What is being asked >> Give back the whole listing exactly as shown.

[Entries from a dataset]
========

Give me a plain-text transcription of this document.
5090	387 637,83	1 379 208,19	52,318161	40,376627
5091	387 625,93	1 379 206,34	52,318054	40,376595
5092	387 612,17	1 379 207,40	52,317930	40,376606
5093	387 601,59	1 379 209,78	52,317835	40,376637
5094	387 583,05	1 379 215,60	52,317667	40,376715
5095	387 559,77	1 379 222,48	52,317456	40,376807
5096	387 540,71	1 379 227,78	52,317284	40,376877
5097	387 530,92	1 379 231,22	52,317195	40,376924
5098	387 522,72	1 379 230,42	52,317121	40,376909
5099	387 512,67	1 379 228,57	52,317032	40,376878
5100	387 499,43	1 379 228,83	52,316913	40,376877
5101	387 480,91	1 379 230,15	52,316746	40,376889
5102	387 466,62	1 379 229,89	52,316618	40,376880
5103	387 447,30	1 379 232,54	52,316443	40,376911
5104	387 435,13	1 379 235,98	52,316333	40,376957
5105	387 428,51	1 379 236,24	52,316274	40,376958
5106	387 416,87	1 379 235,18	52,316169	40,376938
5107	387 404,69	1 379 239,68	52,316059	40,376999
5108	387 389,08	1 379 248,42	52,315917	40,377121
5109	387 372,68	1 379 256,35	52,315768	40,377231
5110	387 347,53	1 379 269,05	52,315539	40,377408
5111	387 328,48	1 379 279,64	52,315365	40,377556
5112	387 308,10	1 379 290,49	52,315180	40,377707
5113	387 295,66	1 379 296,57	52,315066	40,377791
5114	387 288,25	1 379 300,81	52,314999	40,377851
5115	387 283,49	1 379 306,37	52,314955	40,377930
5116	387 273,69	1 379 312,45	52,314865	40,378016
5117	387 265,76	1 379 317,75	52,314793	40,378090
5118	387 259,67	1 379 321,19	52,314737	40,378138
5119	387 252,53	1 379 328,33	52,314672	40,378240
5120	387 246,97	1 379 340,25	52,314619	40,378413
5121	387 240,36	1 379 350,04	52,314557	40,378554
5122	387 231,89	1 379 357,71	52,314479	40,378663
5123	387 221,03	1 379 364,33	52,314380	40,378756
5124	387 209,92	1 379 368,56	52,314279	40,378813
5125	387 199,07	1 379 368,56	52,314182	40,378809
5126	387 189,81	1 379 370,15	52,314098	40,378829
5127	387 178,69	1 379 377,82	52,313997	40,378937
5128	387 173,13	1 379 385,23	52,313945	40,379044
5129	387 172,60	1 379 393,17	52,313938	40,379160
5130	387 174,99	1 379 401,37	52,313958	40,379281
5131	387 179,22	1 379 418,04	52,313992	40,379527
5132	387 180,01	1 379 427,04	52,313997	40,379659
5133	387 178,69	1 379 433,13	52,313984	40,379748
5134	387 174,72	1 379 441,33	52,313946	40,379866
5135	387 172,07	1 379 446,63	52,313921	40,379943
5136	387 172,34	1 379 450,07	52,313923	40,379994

========

The response >>
Give me a plain-text transcription of this document.
5090	387 637,83	1 379 208,19	52,318161	40,376627
5091	387 625,93	1 379 206,34	52,318054	40,376595
5092	387 612,17	1 379 207,40	52,317930	40,376606
5093	387 601,59	1 379 209,78	52,317835	40,376637
5094	387 583,05	1 379 215,60	52,317667	40,376715
5095	387 559,77	1 379 222,48	52,317456	40,376807
5096	387 540,71	1 379 227,78	52,317284	40,376877
5097	387 530,92	1 379 231,22	52,317195	40,376924
5098	387 522,72	1 379 230,42	52,317121	40,376909
5099	387 512,67	1 379 228,57	52,317032	40,376878
5100	387 499,43	1 379 228,83	52,316913	40,376877
5101	387 480,91	1 379 230,15	52,316746	40,376889
5102	387 466,62	1 379 229,89	52,316618	40,376880
5103	387 447,30	1 379 232,54	52,316443	40,376911
5104	387 435,13	1 379 235,98	52,316333	40,376957
5105	387 428,51	1 379 236,24	52,316274	40,376958
5106	387 416,87	1 379 235,18	52,316169	40,376938
5107	387 404,69	1 379 239,68	52,316059	40,376999
5108	387 389,08	1 379 248,42	52,315917	40,377121
5109	387 372,68	1 379 256,35	52,315768	40,377231
5110	387 347,53	1 379 269,05	52,315539	40,377408
5111	387 328,48	1 379 279,64	52,315365	40,377556
5112	387 308,10	1 379 290,49	52,315180	40,377707
5113	387 295,66	1 379 296,57	52,315066	40,377791
5114	387 288,25	1 379 300,81	52,314999	40,377851
5115	387 283,49	1 379 306,37	52,314955	40,377930
5116	387 273,69	1 379 312,45	52,314865	40,378016
5117	387 265,76	1 379 317,75	52,314793	40,378090
5118	387 259,67	1 379 321,19	52,314737	40,378138
5119	387 252,53	1 379 328,33	52,314672	40,378240
5120	387 246,97	1 379 340,25	52,314619	40,378413
5121	387 240,36	1 379 350,04	52,314557	40,378554
5122	387 231,89	1 379 357,71	52,314479	40,378663
5123	387 221,03	1 379 364,33	52,314380	40,378756
5124	387 209,92	1 379 368,56	52,314279	40,378813
5125	387 199,07	1 379 368,56	52,314182	40,378809
5126	387 189,81	1 379 370,15	52,314098	40,378829
5127	387 178,69	1 379 377,82	52,313997	40,378937
5128	387 173,13	1 379 385,23	52,313945	40,379044
5129	387 172,60	1 379 393,17	52,313938	40,379160
5130	387 174,99	1 379 401,37	52,313958	40,379281
5131	387 179,22	1 379 418,04	52,313992	40,379527
5132	387 180,01	1 379 427,04	52,313997	40,379659
5133	387 178,69	1 379 433,13	52,313984	40,379748
5134	387 174,72	1 379 441,33	52,313946	40,379866
5135	387 172,07	1 379 446,63	52,313921	40,379943
5136	387 172,34	1 379 450,07	52,313923	40,379994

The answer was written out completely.